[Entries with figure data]

····················

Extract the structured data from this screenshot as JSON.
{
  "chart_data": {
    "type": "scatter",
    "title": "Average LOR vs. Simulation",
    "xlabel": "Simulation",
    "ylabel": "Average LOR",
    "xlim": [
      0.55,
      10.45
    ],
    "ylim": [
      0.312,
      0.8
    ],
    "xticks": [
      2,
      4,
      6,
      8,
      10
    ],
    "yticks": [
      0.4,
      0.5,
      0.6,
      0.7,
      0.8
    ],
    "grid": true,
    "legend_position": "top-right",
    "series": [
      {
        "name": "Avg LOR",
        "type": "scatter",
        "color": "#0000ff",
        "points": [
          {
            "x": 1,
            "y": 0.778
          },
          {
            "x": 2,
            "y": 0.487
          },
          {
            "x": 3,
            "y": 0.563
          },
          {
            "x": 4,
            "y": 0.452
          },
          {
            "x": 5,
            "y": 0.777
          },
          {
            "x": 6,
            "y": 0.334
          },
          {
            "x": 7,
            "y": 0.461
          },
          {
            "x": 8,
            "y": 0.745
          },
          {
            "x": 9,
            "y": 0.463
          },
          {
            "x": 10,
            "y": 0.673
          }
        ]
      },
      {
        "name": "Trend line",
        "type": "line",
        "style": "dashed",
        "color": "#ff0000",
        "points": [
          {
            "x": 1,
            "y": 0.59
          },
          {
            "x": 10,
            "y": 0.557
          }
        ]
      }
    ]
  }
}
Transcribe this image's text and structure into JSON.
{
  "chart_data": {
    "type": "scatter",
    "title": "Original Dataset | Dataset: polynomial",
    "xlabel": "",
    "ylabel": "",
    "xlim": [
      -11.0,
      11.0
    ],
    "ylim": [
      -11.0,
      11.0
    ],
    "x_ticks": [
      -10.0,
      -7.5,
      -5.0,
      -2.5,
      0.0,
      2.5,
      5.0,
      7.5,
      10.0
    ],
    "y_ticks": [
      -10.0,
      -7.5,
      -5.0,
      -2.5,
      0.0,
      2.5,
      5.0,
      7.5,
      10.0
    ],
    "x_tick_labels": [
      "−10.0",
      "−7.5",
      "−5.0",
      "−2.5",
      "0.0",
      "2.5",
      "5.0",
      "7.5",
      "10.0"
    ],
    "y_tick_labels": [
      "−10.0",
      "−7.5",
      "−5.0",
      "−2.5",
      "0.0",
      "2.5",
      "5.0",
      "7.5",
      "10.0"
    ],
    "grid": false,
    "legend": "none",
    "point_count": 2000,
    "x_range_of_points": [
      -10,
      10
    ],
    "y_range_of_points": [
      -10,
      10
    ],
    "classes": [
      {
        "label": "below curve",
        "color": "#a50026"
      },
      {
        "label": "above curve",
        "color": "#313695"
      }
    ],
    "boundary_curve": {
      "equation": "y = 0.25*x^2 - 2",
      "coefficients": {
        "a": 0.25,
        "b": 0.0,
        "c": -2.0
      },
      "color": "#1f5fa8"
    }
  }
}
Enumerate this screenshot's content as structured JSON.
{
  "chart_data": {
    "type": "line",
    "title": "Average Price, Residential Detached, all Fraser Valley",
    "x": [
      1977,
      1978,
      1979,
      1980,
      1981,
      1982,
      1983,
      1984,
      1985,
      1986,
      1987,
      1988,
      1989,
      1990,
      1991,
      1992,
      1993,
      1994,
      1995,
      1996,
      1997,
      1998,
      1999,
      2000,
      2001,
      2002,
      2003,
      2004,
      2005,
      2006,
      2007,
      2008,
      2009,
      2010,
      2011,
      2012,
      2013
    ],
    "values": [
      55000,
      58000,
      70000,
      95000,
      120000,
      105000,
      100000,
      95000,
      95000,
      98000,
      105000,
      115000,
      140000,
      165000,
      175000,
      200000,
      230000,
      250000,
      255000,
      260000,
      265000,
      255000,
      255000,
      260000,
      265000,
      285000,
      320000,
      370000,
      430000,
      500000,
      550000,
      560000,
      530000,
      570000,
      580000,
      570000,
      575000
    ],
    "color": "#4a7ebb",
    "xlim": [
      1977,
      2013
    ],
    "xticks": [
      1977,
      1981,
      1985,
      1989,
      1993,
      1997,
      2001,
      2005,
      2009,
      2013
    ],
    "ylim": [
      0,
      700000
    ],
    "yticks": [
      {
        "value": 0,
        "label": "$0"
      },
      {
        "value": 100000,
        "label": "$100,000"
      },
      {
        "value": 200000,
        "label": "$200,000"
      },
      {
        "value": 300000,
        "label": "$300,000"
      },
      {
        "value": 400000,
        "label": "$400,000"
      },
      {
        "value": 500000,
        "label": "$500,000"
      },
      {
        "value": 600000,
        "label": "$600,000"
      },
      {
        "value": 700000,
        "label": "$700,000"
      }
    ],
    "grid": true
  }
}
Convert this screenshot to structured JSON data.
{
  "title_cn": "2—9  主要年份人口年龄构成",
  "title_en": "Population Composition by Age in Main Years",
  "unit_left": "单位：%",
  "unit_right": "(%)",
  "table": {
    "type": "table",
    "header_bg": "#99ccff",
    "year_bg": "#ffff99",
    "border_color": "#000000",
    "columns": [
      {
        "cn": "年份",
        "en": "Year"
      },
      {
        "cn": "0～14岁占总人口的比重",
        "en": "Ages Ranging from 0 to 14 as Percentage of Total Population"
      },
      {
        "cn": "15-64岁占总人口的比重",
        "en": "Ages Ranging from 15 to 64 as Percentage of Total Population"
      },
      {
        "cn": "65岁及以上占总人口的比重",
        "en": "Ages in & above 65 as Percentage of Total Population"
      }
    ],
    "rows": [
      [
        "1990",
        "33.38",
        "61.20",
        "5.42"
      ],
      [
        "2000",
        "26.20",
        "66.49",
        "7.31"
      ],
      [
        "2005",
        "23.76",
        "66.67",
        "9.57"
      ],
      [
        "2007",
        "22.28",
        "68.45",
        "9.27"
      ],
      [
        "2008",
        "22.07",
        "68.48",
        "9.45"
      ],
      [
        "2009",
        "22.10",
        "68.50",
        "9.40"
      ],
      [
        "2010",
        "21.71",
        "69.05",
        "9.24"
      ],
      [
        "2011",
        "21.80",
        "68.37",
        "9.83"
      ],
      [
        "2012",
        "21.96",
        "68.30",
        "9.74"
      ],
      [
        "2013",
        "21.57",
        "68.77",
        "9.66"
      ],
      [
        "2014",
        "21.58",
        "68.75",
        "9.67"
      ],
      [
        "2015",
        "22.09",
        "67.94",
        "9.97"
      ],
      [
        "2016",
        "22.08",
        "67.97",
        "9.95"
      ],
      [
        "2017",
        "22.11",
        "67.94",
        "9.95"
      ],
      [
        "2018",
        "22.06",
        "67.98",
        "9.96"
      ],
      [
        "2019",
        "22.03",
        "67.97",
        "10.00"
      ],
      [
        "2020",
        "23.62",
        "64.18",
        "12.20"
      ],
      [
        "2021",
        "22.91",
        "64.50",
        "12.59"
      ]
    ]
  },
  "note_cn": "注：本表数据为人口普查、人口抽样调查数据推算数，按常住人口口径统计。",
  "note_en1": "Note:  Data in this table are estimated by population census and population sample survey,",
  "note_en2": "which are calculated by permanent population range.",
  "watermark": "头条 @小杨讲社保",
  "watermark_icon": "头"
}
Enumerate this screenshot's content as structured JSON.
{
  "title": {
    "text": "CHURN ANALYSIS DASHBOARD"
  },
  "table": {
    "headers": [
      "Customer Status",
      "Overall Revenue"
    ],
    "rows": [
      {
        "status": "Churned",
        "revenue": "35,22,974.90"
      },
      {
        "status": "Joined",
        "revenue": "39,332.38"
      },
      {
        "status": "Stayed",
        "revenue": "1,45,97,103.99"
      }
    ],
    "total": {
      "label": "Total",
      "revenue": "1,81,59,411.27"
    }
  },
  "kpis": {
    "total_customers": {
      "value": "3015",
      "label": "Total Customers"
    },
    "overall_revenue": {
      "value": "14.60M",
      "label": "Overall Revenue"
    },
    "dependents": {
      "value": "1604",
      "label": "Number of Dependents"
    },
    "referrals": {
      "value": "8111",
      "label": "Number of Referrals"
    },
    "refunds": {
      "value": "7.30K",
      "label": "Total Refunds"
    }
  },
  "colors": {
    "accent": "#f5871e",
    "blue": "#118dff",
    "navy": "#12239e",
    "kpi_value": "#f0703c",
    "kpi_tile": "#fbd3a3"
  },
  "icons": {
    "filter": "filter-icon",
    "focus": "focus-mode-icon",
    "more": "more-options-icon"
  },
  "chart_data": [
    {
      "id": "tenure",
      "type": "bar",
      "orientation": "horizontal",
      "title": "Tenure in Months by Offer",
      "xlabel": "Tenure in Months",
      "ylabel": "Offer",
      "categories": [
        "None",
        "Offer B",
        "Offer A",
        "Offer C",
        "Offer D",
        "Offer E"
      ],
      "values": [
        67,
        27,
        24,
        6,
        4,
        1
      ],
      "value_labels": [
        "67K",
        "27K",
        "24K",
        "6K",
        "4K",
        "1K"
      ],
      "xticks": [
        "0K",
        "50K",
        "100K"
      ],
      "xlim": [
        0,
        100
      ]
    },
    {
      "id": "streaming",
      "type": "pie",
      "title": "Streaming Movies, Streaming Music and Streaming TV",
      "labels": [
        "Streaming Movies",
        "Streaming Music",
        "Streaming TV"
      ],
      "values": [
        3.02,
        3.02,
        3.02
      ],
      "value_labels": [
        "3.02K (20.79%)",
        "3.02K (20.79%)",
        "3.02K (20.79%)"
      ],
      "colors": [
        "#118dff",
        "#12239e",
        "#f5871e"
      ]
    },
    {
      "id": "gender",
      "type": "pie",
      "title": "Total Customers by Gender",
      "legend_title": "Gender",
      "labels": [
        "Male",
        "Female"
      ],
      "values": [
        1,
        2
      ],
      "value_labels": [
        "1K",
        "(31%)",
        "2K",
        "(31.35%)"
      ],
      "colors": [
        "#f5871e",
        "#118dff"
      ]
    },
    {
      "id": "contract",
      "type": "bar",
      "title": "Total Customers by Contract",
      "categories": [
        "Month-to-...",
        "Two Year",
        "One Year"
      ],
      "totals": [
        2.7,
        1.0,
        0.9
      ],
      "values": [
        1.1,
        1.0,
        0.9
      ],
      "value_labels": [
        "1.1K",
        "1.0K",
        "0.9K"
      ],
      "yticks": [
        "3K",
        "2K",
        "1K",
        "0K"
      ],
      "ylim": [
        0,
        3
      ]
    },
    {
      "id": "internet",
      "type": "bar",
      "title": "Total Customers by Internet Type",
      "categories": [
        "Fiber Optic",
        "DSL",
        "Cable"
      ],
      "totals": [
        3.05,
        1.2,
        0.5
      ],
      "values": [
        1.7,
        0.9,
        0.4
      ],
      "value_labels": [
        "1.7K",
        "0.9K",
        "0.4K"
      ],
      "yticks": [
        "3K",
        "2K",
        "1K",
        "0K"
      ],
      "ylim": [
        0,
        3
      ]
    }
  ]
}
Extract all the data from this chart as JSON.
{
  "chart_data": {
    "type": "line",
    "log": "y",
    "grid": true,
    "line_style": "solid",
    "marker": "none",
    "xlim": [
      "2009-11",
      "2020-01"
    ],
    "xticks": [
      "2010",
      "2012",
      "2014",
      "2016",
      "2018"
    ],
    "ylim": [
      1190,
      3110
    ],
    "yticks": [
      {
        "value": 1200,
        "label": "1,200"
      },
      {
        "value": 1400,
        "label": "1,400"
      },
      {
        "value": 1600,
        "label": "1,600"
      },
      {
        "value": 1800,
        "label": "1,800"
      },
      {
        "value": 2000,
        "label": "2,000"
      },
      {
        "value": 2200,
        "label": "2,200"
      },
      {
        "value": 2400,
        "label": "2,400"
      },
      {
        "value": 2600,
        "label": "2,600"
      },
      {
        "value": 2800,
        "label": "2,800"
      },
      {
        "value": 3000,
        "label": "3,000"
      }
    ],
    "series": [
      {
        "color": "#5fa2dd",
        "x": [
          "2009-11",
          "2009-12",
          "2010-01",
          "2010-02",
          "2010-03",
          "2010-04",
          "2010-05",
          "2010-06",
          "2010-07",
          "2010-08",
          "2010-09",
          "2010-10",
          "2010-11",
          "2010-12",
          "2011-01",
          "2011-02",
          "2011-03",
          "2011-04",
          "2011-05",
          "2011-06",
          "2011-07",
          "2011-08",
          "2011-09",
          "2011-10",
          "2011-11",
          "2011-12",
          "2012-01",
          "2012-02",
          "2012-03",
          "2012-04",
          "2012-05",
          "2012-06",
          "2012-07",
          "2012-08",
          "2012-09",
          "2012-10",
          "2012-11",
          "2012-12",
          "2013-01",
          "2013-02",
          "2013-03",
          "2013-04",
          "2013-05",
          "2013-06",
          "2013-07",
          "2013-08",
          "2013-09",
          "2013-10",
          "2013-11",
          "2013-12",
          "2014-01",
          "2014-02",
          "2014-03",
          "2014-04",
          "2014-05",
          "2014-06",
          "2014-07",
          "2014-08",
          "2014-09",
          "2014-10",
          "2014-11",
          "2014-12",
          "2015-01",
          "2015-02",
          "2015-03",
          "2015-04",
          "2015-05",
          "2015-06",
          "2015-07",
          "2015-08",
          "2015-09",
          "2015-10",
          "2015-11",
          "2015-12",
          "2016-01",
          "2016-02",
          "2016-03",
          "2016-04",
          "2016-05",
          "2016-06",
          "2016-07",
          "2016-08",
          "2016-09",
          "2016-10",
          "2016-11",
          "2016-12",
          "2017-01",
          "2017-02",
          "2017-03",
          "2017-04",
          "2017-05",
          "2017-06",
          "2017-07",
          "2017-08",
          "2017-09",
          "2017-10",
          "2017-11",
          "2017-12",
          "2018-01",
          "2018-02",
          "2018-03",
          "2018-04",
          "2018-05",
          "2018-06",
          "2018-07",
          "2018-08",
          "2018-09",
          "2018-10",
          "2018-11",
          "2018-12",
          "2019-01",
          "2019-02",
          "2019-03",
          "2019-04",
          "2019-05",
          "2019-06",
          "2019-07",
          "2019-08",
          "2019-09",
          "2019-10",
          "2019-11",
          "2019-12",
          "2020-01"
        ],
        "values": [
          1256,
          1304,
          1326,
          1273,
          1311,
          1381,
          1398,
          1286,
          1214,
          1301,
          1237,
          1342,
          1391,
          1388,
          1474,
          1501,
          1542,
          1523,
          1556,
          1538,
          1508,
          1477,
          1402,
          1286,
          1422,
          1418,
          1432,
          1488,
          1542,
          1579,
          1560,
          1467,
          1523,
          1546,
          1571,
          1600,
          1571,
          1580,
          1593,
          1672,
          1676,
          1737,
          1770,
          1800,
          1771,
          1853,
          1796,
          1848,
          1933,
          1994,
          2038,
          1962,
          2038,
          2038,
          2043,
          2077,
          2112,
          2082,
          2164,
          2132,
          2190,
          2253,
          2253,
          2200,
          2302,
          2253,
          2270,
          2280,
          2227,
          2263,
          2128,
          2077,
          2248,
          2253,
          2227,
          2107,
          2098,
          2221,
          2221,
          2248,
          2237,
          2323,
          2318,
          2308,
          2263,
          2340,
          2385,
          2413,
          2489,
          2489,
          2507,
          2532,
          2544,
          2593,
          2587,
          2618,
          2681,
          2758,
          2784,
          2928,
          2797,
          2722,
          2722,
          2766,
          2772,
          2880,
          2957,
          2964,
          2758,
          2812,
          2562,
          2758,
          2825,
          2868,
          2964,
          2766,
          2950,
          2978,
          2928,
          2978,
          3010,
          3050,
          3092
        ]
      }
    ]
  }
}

····················

REQUIRED WORK
Pull out every line containing "xlabel".

RIGHT ANSWER
    "xlabel": "Simulation",
    "xlabel": "",
      "xlabel": "Tenure in Months",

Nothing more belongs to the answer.